── Records for this exercise

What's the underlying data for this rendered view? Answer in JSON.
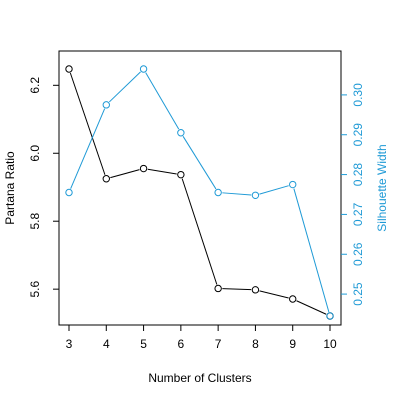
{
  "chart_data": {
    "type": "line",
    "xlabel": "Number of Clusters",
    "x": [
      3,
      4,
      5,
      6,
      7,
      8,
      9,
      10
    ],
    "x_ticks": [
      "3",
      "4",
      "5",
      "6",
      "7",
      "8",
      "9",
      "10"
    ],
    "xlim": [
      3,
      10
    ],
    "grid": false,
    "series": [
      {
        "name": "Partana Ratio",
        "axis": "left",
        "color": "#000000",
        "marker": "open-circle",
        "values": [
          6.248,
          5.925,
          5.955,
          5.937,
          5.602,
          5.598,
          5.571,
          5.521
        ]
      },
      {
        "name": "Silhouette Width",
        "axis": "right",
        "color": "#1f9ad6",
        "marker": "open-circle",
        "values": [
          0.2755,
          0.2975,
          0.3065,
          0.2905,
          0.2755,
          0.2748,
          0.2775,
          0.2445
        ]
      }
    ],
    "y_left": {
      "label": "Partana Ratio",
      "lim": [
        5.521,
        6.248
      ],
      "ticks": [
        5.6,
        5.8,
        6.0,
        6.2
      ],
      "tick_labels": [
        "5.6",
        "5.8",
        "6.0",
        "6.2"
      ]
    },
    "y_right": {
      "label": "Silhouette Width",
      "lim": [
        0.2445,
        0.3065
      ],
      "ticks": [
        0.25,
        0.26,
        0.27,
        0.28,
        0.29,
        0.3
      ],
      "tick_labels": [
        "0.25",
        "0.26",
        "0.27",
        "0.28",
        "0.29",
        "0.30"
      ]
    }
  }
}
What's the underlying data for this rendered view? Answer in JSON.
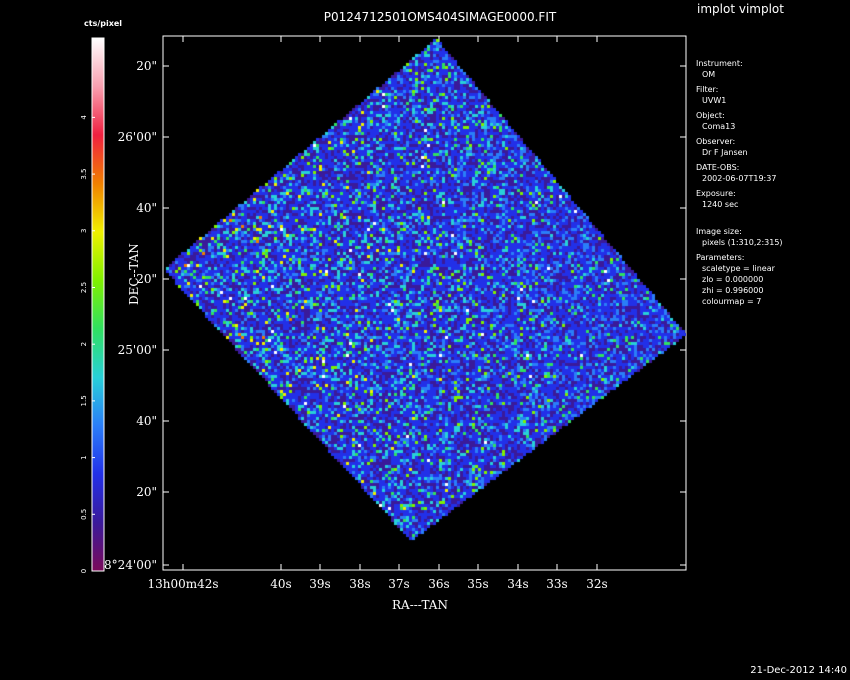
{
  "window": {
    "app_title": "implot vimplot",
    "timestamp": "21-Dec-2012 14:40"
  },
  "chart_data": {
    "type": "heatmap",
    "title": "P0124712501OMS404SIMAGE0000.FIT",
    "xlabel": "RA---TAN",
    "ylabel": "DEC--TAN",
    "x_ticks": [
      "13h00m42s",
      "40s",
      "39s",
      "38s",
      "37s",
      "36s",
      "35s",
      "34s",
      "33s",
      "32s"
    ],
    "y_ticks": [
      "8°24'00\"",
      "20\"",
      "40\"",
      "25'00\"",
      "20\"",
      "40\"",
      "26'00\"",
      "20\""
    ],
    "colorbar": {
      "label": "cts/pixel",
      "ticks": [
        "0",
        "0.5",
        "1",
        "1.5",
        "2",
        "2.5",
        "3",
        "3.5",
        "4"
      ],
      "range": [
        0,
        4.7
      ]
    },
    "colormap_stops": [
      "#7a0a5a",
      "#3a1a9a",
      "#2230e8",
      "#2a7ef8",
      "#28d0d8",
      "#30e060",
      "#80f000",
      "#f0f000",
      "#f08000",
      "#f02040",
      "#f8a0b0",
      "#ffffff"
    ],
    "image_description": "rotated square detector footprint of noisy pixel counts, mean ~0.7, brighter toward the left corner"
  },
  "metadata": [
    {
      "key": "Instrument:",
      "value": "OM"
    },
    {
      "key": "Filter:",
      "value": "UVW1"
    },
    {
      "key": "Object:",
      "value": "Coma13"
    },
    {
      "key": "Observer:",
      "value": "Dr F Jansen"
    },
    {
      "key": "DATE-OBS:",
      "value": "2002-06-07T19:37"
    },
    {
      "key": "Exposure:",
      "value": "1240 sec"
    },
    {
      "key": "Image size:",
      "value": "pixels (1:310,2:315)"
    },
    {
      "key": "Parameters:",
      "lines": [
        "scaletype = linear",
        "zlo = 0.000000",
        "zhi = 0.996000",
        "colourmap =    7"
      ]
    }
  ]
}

────
── Records for this exercise

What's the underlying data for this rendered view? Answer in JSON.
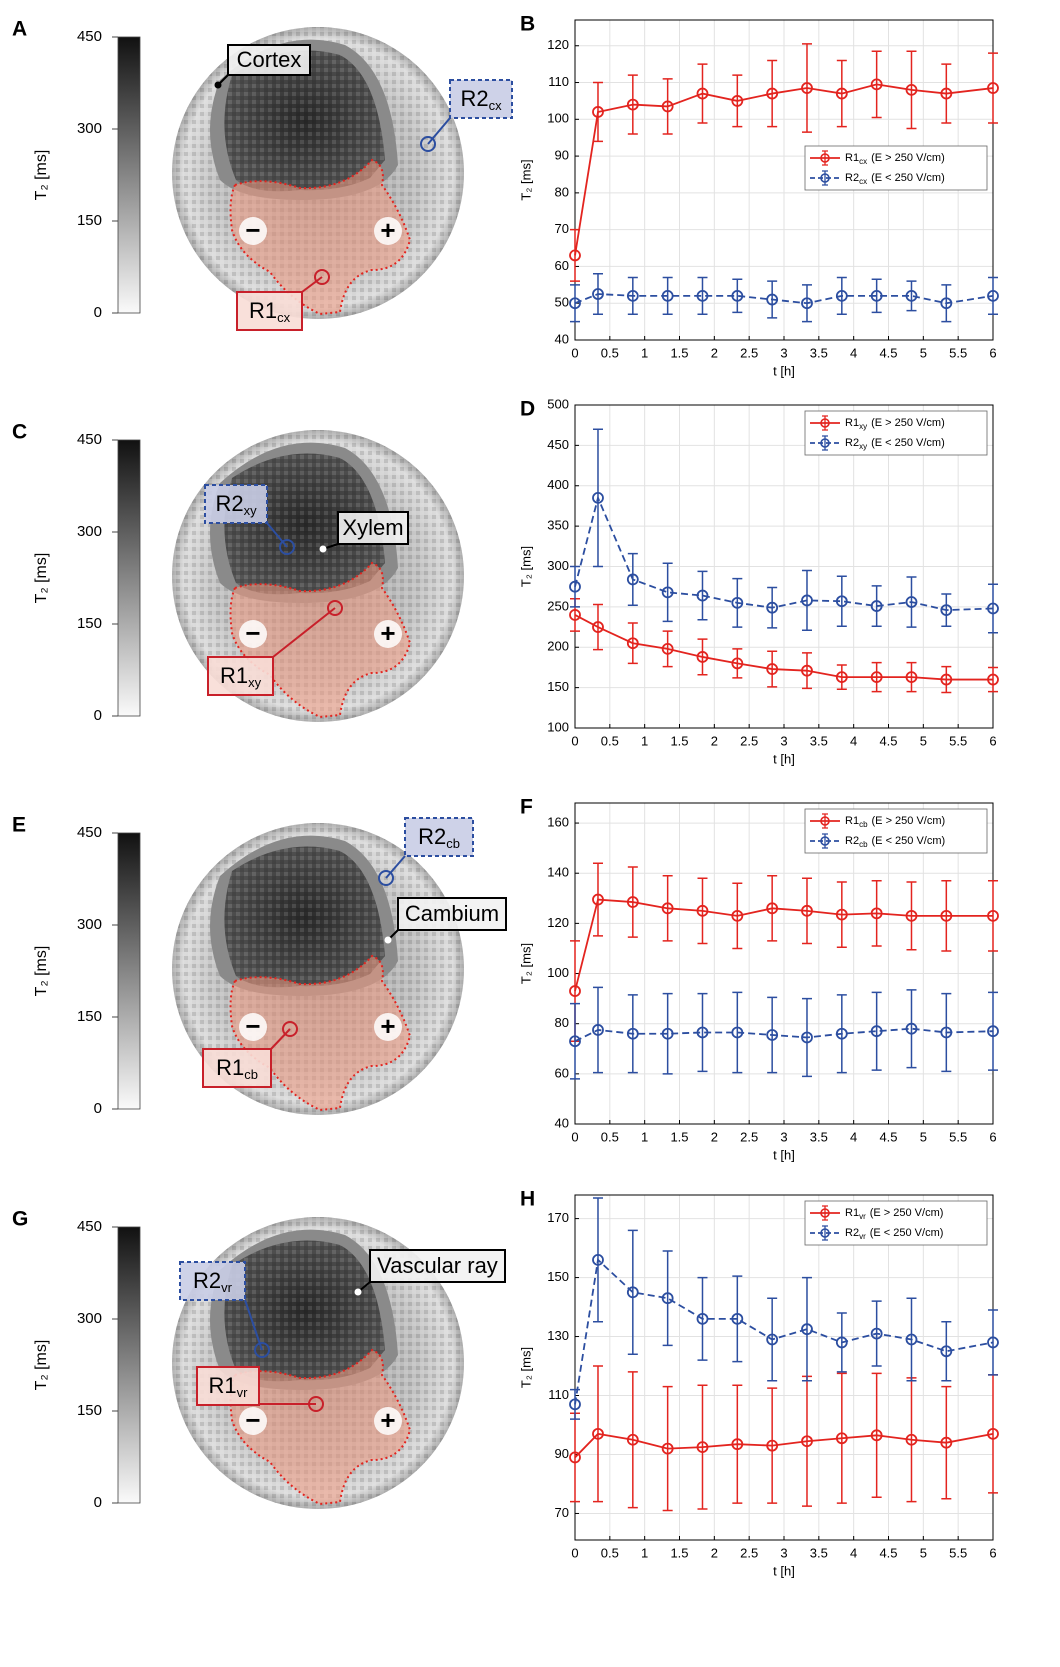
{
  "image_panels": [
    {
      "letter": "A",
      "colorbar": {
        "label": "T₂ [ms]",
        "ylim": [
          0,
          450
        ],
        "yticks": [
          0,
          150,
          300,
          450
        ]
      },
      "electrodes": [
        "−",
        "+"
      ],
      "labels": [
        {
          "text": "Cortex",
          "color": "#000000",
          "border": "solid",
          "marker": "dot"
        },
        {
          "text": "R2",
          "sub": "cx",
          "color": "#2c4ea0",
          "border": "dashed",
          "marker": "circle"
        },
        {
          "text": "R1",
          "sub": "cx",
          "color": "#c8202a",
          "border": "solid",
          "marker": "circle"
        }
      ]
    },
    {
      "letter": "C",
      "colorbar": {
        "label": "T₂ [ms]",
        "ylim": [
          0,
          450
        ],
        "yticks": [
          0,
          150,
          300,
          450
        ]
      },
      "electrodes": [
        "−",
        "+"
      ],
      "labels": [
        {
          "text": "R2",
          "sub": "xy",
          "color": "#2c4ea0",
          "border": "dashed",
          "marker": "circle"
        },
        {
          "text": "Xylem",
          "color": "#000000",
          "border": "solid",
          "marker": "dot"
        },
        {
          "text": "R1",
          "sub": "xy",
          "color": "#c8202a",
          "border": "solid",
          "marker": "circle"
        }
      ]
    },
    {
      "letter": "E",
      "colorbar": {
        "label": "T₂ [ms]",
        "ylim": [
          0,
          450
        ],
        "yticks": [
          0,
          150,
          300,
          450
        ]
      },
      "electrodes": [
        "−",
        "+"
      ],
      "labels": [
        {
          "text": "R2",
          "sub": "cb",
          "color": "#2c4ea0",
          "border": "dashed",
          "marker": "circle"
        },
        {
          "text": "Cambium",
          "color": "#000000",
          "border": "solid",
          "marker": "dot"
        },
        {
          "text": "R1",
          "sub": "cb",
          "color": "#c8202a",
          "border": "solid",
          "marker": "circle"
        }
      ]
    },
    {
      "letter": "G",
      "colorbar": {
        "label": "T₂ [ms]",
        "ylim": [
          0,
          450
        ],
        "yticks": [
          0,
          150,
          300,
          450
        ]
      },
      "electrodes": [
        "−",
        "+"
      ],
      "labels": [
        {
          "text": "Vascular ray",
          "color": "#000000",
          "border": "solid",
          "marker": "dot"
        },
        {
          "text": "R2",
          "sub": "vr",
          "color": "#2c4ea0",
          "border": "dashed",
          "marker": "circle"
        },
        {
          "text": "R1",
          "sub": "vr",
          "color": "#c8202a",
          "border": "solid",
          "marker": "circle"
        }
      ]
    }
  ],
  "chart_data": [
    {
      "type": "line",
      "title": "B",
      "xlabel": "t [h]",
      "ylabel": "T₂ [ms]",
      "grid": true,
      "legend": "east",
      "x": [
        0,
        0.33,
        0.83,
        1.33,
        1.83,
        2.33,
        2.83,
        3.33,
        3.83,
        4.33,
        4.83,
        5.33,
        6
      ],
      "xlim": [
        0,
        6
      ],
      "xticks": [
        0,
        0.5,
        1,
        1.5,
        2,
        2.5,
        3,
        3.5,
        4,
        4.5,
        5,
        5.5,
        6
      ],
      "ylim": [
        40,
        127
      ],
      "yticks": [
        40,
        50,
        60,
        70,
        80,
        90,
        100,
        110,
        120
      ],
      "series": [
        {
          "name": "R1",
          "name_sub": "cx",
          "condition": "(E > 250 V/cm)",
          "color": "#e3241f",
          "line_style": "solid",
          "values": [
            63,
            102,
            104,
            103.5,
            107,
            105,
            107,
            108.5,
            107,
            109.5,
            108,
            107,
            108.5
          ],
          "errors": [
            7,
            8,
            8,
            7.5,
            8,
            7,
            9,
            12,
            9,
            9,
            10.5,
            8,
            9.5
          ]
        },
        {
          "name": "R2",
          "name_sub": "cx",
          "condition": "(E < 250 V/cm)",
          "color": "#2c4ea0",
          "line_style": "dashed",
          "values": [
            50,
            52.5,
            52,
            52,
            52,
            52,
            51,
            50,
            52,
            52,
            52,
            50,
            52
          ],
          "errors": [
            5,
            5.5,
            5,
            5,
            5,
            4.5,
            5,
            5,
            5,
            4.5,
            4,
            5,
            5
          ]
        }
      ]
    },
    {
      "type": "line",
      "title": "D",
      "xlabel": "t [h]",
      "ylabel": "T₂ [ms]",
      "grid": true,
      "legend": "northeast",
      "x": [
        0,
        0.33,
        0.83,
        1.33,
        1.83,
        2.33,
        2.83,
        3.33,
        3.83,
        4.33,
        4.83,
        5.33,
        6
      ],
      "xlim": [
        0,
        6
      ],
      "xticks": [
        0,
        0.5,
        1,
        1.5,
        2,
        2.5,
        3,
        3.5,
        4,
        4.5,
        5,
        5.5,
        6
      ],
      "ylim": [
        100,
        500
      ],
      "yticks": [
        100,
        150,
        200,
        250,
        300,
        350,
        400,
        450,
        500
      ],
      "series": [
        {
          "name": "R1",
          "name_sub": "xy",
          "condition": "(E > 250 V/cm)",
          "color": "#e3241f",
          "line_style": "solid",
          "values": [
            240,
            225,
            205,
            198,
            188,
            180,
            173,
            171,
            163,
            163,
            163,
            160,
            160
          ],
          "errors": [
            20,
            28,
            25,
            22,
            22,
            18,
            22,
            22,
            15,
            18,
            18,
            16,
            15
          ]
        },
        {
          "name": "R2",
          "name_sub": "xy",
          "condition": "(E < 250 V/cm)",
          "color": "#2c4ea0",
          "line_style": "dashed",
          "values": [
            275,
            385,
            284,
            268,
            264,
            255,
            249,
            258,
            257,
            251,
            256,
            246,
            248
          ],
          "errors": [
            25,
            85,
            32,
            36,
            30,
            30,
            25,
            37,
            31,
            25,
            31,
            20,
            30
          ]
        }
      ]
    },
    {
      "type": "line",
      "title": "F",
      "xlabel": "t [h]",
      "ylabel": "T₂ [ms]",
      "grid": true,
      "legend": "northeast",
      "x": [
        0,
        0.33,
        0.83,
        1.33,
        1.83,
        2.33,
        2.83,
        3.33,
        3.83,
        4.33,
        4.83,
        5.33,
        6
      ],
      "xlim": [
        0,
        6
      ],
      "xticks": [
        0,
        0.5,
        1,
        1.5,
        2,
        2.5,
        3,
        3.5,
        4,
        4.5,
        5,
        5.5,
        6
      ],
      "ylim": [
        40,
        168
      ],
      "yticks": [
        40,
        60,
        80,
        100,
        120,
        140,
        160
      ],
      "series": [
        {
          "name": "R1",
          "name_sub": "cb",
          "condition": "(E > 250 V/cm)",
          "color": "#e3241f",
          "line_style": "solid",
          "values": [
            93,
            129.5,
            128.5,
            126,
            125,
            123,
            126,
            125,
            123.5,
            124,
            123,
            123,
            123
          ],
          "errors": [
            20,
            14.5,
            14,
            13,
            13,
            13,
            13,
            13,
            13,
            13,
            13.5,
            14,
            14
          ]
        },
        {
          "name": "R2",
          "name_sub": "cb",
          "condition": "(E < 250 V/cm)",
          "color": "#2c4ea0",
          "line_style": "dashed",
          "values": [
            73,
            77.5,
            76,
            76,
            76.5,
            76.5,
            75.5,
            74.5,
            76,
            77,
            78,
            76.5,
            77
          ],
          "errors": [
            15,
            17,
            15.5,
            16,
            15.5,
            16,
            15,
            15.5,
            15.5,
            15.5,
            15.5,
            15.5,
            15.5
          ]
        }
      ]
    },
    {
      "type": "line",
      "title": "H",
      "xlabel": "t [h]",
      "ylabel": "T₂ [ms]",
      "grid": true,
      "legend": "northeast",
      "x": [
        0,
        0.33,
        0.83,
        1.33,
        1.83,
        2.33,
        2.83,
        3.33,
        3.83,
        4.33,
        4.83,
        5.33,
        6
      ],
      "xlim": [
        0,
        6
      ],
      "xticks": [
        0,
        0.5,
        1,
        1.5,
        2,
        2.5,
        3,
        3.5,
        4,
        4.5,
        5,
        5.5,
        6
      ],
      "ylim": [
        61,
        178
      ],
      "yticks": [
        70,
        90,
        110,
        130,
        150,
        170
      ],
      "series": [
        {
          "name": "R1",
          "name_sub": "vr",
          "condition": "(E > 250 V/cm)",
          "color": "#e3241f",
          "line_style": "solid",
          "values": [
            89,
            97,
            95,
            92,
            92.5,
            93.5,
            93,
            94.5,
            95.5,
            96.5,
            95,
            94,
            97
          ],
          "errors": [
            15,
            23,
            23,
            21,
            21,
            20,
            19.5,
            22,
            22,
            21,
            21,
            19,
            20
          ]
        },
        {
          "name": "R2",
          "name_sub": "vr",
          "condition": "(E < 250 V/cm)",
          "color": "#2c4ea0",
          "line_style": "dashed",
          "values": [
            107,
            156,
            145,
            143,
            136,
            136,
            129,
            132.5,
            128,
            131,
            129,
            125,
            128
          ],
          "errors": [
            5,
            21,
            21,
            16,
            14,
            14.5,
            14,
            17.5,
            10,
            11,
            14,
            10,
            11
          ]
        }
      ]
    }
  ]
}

────
── Records for this exercise

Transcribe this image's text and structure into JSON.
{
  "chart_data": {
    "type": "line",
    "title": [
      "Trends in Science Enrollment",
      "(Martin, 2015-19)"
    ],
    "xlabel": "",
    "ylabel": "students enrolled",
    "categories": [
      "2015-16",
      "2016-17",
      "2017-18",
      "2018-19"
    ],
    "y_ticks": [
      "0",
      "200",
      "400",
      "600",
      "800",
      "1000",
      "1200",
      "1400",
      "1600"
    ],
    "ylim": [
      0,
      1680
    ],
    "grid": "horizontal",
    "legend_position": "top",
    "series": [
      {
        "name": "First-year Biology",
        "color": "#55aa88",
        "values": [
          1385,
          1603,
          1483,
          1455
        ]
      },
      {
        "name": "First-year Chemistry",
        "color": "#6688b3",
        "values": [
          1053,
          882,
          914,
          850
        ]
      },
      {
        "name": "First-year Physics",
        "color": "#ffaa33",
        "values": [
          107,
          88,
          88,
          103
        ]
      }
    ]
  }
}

────

**Stated goal:**
Search the records for the word "First", then list every line that has it.

**Exercise result:**
        "name": "First-year Biology",
        "name": "First-year Chemistry",
        "name": "First-year Physics",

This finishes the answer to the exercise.